» Given request: Scan the data beneath this task and copy each line that includes "text".

» Data provided:
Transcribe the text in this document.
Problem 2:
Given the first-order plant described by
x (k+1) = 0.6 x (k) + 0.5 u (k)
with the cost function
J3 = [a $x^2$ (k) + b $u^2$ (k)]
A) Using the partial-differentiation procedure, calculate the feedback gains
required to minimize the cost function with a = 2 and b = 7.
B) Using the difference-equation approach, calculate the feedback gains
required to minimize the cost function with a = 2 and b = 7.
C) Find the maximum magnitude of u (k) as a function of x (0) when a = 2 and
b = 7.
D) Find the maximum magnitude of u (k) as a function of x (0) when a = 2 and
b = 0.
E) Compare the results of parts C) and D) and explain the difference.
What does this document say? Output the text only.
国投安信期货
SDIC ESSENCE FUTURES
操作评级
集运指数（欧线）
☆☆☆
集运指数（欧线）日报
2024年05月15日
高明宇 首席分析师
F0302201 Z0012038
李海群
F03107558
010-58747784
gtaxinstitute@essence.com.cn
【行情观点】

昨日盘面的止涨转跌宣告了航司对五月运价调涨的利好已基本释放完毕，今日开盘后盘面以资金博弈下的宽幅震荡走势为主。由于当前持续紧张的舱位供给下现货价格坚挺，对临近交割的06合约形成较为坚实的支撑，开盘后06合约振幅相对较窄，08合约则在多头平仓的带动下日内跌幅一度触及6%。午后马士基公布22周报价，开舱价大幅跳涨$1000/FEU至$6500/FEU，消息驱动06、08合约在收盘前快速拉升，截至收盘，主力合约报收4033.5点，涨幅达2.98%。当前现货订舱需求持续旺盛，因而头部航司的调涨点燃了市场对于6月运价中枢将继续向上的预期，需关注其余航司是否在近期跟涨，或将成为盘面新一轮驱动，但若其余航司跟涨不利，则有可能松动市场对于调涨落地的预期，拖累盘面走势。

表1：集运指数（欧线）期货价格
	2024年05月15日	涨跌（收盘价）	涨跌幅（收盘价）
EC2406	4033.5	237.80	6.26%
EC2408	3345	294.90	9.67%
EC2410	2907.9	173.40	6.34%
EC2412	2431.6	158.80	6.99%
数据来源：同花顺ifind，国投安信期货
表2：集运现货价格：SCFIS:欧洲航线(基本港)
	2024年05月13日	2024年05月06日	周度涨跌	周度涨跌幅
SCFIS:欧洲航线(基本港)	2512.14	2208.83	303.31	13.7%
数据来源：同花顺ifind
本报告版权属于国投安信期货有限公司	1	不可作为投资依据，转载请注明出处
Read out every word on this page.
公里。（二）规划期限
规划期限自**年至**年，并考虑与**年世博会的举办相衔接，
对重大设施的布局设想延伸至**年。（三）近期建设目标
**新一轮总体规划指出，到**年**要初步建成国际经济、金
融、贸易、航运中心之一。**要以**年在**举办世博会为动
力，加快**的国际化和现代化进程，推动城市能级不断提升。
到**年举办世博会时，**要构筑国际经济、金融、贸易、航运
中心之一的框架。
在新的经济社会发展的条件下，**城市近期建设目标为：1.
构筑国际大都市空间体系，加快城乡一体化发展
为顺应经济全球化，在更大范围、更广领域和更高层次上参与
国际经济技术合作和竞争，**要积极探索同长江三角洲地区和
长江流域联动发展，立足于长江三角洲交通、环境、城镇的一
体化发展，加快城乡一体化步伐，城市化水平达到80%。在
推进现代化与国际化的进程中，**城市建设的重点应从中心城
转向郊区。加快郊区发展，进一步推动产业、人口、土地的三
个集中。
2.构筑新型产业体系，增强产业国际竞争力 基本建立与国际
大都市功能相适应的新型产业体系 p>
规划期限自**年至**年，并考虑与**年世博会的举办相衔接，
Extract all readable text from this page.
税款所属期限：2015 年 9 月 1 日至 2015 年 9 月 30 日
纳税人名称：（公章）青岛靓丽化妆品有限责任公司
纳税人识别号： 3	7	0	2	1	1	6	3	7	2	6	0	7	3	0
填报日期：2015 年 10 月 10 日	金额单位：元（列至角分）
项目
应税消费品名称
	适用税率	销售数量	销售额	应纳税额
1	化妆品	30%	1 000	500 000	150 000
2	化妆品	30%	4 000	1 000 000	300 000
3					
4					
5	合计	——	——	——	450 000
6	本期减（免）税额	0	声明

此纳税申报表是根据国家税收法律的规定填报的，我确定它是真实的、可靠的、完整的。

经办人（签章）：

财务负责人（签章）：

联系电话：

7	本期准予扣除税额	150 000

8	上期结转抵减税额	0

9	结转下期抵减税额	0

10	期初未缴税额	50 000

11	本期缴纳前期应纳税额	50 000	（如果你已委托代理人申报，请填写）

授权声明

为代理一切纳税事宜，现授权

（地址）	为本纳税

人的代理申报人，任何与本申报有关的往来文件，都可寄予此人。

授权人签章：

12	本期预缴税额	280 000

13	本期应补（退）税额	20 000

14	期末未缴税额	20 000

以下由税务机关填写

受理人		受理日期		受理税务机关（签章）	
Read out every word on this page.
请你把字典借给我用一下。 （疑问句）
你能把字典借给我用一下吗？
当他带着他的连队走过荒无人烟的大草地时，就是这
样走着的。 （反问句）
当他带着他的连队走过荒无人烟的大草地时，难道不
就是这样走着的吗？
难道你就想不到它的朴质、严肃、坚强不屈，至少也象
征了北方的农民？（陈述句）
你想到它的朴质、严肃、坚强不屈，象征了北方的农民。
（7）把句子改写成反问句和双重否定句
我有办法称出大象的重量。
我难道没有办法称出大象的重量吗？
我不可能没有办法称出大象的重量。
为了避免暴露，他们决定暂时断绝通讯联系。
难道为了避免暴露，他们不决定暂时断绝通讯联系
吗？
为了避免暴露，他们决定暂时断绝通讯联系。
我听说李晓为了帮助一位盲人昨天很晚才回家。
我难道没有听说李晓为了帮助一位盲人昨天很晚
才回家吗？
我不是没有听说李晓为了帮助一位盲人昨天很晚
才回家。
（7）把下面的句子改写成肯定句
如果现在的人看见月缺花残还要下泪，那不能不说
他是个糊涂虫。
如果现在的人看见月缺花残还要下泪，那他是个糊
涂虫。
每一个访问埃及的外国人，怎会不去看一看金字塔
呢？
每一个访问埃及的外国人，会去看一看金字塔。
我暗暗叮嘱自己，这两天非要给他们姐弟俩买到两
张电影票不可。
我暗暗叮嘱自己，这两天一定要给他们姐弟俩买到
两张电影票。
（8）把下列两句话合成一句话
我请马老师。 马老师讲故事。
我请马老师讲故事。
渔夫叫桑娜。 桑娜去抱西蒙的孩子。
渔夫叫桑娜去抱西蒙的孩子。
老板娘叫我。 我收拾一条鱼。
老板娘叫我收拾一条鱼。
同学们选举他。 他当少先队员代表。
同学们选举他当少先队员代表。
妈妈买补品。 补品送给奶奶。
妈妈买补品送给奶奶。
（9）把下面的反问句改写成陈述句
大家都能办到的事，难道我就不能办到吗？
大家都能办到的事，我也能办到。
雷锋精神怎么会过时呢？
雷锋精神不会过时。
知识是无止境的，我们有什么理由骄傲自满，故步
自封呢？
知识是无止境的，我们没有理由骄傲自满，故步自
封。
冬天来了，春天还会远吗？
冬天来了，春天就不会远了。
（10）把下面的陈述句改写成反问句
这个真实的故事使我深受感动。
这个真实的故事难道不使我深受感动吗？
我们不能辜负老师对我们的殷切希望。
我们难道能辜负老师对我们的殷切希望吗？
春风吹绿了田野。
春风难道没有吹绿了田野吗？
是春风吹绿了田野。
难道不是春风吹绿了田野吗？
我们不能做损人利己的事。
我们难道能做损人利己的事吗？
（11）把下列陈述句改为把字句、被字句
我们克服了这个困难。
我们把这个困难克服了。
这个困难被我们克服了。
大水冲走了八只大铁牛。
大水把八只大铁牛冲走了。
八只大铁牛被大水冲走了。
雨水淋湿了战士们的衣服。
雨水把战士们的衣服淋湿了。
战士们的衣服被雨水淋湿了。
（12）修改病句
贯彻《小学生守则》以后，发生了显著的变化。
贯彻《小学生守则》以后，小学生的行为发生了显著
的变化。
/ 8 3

» Solution to the problem:
Transcribe the text in this document.
What does this document say? Output the text only.
Extract all readable text from this page.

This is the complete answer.